TASK BRIEF — Make an exact copy of the entries below.

-------- RECORDS SUPPLIED --------

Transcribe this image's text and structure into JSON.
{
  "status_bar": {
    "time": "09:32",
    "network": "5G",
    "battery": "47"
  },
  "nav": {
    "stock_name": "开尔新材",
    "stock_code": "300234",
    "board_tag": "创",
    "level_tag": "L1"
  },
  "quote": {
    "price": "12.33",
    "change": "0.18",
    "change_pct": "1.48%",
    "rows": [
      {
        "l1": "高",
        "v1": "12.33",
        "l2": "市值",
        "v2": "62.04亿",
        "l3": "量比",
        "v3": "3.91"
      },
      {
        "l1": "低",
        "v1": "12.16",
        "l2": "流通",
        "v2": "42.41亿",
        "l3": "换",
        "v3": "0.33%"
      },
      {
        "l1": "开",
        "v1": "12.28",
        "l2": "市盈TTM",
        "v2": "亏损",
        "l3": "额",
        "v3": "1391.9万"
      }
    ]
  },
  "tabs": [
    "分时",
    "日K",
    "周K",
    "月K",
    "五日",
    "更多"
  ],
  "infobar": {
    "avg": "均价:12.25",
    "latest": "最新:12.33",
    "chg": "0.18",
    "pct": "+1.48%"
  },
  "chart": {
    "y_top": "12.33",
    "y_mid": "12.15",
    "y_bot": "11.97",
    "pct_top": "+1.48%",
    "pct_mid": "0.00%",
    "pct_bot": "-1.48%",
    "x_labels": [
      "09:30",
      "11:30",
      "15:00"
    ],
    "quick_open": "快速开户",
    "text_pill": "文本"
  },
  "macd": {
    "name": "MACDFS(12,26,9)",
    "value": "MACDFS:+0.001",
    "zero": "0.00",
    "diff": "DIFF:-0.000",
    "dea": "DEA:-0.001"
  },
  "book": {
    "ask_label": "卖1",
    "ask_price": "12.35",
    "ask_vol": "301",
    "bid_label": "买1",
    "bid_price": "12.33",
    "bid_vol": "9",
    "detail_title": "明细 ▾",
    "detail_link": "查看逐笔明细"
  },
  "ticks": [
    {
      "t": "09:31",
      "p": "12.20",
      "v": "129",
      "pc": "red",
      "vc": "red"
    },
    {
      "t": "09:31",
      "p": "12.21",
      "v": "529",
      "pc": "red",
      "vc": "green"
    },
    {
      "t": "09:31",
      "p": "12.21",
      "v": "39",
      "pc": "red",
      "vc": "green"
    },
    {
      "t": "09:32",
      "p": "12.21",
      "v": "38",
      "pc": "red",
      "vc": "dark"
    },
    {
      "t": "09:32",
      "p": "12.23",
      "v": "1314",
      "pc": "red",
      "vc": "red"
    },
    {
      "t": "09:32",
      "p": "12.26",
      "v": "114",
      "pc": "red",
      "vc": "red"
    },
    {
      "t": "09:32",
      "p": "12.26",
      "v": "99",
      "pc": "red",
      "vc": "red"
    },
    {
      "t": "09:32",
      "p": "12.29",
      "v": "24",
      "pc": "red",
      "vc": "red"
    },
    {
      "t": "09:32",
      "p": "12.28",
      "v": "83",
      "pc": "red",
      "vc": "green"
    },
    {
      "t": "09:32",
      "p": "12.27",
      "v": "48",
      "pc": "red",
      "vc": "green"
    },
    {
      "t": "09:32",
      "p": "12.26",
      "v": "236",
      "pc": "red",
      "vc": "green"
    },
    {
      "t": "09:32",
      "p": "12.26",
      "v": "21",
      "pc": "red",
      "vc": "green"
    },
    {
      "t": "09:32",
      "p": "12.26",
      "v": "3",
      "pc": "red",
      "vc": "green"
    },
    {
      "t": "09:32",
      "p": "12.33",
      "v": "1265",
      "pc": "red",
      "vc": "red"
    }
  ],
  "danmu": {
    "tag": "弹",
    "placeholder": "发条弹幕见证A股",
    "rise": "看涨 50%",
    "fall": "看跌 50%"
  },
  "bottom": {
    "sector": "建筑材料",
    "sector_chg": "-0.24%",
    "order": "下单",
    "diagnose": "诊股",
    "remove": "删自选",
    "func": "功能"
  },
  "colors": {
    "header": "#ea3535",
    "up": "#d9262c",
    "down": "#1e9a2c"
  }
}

--------

OUTPUT OF THE TASK —
Transcribe this image's text and structure into JSON.
{
  "status_bar": {
    "time": "09:32",
    "network": "5G",
    "battery": "47"
  },
  "nav": {
    "stock_name": "开尔新材",
    "stock_code": "300234",
    "board_tag": "创",
    "level_tag": "L1"
  },
  "quote": {
    "price": "12.33",
    "change": "0.18",
    "change_pct": "1.48%",
    "rows": [
      {
        "l1": "高",
        "v1": "12.33",
        "l2": "市值",
        "v2": "62.04亿",
        "l3": "量比",
        "v3": "3.91"
      },
      {
        "l1": "低",
        "v1": "12.16",
        "l2": "流通",
        "v2": "42.41亿",
        "l3": "换",
        "v3": "0.33%"
      },
      {
        "l1": "开",
        "v1": "12.28",
        "l2": "市盈TTM",
        "v2": "亏损",
        "l3": "额",
        "v3": "1391.9万"
      }
    ]
  },
  "tabs": [
    "分时",
    "日K",
    "周K",
    "月K",
    "五日",
    "更多"
  ],
  "infobar": {
    "avg": "均价:12.25",
    "latest": "最新:12.33",
    "chg": "0.18",
    "pct": "+1.48%"
  },
  "chart": {
    "y_top": "12.33",
    "y_mid": "12.15",
    "y_bot": "11.97",
    "pct_top": "+1.48%",
    "pct_mid": "0.00%",
    "pct_bot": "-1.48%",
    "x_labels": [
      "09:30",
      "11:30",
      "15:00"
    ],
    "quick_open": "快速开户",
    "text_pill": "文本"
  },
  "macd": {
    "name": "MACDFS(12,26,9)",
    "value": "MACDFS:+0.001",
    "zero": "0.00",
    "diff": "DIFF:-0.000",
    "dea": "DEA:-0.001"
  },
  "book": {
    "ask_label": "卖1",
    "ask_price": "12.35",
    "ask_vol": "301",
    "bid_label": "买1",
    "bid_price": "12.33",
    "bid_vol": "9",
    "detail_title": "明细 ▾",
    "detail_link": "查看逐笔明细"
  },
  "ticks": [
    {
      "t": "09:31",
      "p": "12.20",
      "v": "129",
      "pc": "red",
      "vc": "red"
    },
    {
      "t": "09:31",
      "p": "12.21",
      "v": "529",
      "pc": "red",
      "vc": "green"
    },
    {
      "t": "09:31",
      "p": "12.21",
      "v": "39",
      "pc": "red",
      "vc": "green"
    },
    {
      "t": "09:32",
      "p": "12.21",
      "v": "38",
      "pc": "red",
      "vc": "dark"
    },
    {
      "t": "09:32",
      "p": "12.23",
      "v": "1314",
      "pc": "red",
      "vc": "red"
    },
    {
      "t": "09:32",
      "p": "12.26",
      "v": "114",
      "pc": "red",
      "vc": "red"
    },
    {
      "t": "09:32",
      "p": "12.26",
      "v": "99",
      "pc": "red",
      "vc": "red"
    },
    {
      "t": "09:32",
      "p": "12.29",
      "v": "24",
      "pc": "red",
      "vc": "red"
    },
    {
      "t": "09:32",
      "p": "12.28",
      "v": "83",
      "pc": "red",
      "vc": "green"
    },
    {
      "t": "09:32",
      "p": "12.27",
      "v": "48",
      "pc": "red",
      "vc": "green"
    },
    {
      "t": "09:32",
      "p": "12.26",
      "v": "236",
      "pc": "red",
      "vc": "green"
    },
    {
      "t": "09:32",
      "p": "12.26",
      "v": "21",
      "pc": "red",
      "vc": "green"
    },
    {
      "t": "09:32",
      "p": "12.26",
      "v": "3",
      "pc": "red",
      "vc": "green"
    },
    {
      "t": "09:32",
      "p": "12.33",
      "v": "1265",
      "pc": "red",
      "vc": "red"
    }
  ],
  "danmu": {
    "tag": "弹",
    "placeholder": "发条弹幕见证A股",
    "rise": "看涨 50%",
    "fall": "看跌 50%"
  },
  "bottom": {
    "sector": "建筑材料",
    "sector_chg": "-0.24%",
    "order": "下单",
    "diagnose": "诊股",
    "remove": "删自选",
    "func": "功能"
  },
  "colors": {
    "header": "#ea3535",
    "up": "#d9262c",
    "down": "#1e9a2c"
  }
}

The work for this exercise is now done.